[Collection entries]
= = =

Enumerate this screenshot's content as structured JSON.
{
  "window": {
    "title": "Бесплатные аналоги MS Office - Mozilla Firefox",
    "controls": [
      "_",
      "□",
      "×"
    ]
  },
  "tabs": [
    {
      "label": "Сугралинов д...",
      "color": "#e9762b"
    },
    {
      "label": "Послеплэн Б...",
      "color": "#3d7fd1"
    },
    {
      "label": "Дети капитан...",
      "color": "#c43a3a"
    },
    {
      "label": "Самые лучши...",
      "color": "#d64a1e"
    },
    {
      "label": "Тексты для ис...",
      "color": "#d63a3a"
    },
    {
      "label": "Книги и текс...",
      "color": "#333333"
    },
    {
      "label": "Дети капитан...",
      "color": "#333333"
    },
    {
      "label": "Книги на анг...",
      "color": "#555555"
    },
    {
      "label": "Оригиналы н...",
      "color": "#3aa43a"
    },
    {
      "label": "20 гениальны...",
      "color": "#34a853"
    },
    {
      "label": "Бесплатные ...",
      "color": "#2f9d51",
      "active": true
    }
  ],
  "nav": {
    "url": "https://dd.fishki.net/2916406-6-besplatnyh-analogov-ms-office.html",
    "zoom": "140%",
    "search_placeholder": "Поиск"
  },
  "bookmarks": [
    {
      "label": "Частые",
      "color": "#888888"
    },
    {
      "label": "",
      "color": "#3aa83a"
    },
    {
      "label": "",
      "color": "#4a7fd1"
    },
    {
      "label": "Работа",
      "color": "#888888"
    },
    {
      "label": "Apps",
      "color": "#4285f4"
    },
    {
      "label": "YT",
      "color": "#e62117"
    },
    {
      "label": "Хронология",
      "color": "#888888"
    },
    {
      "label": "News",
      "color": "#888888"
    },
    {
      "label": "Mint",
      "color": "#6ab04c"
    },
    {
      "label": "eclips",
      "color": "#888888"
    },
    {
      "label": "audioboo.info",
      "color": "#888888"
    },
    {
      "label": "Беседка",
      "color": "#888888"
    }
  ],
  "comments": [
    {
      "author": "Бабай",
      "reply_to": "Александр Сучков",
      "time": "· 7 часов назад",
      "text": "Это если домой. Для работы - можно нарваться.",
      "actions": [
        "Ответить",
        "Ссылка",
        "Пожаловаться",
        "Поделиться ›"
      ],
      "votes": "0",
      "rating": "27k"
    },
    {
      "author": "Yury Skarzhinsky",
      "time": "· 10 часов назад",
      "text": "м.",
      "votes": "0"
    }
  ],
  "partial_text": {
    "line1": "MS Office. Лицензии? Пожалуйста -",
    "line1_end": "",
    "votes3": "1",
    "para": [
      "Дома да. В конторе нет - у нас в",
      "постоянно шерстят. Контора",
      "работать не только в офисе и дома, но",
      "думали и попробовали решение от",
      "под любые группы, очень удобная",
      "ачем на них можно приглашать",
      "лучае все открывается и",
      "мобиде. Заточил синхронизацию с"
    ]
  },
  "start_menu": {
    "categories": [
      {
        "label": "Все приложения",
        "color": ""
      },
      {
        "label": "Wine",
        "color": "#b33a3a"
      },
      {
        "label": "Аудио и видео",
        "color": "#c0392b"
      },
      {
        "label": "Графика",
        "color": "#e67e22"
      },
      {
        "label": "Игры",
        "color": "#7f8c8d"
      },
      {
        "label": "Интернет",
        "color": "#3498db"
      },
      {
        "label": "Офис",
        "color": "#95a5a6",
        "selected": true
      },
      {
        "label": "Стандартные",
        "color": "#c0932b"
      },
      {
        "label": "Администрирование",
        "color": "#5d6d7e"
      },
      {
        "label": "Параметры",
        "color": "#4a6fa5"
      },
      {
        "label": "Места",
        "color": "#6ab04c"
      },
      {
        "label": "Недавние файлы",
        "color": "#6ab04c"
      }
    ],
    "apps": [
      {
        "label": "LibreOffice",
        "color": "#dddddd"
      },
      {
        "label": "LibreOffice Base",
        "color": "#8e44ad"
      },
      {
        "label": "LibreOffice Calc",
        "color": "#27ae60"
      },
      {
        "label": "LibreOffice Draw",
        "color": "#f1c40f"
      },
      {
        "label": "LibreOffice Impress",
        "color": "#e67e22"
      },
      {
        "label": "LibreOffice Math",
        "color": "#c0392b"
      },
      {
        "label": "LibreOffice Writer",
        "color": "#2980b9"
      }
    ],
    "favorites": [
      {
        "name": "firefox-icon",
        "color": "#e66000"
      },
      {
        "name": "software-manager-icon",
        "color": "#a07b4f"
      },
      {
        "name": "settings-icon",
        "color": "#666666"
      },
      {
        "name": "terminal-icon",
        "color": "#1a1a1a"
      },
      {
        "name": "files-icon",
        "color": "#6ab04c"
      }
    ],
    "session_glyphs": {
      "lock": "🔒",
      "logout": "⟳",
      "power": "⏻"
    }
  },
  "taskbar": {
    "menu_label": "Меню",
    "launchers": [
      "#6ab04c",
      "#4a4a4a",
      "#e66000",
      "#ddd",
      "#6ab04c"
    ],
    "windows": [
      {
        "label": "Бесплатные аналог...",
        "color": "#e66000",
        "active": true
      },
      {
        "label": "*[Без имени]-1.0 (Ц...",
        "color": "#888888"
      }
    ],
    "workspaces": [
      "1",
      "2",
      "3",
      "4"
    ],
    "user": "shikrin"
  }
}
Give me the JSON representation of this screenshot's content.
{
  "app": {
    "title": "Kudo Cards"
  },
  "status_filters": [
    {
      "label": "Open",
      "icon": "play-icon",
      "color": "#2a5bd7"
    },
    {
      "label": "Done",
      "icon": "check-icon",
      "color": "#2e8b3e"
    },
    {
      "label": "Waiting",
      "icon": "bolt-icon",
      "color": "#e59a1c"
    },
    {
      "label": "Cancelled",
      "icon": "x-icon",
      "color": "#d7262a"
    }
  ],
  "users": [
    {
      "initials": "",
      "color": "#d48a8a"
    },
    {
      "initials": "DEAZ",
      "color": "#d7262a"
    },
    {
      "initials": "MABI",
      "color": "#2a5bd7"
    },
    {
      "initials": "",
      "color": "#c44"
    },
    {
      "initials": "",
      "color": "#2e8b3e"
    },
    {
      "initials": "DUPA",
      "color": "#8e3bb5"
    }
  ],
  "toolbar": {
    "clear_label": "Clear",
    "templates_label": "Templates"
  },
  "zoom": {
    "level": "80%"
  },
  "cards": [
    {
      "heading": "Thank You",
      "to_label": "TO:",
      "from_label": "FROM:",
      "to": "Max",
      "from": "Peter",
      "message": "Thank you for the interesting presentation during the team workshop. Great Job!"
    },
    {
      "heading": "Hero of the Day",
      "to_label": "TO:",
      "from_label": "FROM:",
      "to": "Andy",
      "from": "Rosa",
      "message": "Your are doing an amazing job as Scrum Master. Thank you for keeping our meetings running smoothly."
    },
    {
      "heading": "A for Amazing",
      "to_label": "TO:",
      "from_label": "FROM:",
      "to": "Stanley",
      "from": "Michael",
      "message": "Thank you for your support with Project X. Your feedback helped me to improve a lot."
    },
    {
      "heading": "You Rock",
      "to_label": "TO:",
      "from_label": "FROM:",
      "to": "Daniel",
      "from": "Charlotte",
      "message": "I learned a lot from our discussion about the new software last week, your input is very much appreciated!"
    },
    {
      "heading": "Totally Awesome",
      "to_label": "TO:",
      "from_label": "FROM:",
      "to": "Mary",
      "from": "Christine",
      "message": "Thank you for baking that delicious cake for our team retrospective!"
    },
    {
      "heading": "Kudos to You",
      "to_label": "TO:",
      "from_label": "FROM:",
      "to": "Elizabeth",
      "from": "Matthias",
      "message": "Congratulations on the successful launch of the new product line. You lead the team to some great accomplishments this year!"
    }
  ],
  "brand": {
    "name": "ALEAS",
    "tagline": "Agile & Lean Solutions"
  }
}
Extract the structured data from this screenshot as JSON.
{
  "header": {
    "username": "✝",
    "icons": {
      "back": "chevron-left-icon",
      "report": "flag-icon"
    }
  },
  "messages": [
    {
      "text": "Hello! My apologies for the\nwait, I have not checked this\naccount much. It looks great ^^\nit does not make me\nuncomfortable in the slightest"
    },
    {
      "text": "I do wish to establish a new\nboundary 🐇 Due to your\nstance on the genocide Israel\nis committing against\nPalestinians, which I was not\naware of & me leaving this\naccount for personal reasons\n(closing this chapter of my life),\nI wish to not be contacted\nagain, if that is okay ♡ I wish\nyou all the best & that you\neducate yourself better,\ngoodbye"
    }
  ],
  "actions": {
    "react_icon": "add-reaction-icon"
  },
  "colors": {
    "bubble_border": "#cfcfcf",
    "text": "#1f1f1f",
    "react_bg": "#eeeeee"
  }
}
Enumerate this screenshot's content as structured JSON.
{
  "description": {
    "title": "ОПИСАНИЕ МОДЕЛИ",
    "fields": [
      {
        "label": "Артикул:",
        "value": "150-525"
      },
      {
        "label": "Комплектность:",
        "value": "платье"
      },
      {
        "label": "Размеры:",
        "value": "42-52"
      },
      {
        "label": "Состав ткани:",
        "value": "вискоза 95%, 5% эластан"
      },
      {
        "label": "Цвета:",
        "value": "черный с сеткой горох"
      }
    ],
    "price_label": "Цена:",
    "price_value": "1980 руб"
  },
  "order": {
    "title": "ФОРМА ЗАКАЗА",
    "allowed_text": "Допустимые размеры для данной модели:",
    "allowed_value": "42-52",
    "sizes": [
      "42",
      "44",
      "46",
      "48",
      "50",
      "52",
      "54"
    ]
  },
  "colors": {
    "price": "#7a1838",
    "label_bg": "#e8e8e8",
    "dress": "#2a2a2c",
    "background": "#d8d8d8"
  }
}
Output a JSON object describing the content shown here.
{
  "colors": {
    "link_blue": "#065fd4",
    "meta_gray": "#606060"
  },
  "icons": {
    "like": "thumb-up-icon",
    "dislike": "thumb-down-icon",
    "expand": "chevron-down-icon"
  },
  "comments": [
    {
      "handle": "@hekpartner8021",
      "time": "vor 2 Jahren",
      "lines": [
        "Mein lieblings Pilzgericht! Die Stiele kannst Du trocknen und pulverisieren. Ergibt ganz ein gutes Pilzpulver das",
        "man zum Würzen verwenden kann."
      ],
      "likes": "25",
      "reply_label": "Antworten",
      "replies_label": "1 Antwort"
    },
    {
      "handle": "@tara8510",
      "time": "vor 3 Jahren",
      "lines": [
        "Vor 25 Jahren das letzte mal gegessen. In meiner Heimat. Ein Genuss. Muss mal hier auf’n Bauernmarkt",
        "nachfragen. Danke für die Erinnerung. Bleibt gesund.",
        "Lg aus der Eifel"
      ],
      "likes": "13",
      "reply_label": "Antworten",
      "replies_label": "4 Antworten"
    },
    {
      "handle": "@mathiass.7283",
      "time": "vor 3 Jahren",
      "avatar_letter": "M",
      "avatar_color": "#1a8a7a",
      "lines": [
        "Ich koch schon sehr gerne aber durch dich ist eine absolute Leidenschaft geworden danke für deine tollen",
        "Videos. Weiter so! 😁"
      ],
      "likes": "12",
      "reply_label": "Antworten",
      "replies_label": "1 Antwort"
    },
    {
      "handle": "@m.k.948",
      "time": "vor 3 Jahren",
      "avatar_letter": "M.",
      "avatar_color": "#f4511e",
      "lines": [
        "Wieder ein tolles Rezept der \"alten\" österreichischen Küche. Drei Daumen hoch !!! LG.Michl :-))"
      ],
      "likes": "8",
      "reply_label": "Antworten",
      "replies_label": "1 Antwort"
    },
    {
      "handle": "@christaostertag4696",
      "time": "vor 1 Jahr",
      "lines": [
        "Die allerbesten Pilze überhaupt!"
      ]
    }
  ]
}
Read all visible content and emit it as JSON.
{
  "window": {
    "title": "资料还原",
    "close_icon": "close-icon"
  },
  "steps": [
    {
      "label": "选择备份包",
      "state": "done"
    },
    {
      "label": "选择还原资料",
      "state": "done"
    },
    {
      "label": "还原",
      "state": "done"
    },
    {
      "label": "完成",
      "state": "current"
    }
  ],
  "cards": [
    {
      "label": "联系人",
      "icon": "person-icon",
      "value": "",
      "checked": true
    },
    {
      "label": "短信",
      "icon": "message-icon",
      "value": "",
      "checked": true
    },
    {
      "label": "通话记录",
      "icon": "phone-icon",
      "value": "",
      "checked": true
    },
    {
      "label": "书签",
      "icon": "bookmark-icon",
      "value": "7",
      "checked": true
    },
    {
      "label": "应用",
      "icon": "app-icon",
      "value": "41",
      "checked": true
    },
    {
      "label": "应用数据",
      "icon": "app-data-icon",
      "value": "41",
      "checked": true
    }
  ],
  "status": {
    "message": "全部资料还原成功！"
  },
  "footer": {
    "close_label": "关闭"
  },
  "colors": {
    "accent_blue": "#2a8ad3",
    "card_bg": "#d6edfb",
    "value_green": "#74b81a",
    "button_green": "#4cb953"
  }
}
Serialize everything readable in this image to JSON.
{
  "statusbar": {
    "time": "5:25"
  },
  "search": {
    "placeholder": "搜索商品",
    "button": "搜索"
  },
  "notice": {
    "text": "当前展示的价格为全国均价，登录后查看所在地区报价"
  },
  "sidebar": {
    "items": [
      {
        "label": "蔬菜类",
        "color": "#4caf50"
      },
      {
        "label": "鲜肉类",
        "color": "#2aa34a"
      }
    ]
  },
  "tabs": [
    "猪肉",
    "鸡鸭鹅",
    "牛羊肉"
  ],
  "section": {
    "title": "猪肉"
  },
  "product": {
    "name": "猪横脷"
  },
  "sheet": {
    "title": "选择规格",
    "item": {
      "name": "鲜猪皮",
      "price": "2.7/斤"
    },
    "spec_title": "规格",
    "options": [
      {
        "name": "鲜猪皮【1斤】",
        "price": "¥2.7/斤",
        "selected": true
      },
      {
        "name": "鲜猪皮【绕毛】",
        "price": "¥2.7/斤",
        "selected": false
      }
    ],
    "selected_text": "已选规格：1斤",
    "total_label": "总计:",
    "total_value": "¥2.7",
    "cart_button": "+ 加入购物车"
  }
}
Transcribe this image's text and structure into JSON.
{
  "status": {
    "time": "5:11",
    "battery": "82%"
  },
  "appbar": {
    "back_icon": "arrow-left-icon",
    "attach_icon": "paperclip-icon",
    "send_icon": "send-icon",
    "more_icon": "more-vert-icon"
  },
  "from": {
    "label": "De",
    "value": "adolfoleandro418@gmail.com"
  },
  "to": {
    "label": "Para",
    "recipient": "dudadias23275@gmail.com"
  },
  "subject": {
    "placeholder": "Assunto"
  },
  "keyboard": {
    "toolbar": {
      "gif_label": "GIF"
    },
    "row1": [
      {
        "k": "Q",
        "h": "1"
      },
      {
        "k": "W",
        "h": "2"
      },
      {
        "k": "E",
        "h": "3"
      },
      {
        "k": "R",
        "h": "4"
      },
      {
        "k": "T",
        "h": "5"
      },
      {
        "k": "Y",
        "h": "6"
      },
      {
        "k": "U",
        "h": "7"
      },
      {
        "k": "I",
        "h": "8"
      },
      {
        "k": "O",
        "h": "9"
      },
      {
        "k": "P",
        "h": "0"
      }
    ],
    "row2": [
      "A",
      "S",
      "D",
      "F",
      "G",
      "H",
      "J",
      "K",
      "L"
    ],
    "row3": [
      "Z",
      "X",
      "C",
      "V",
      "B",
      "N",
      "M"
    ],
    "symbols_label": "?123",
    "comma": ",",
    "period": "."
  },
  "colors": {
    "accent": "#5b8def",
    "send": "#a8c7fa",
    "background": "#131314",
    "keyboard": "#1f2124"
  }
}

= = =

== Set exercise ==
Return every line holding the word "Бесплатные" from the records.

== Solution for this task ==
    "title": "Бесплатные аналоги MS Office - Mozilla Firefox",
      "label": "Бесплатные ...",
        "label": "Бесплатные аналог...",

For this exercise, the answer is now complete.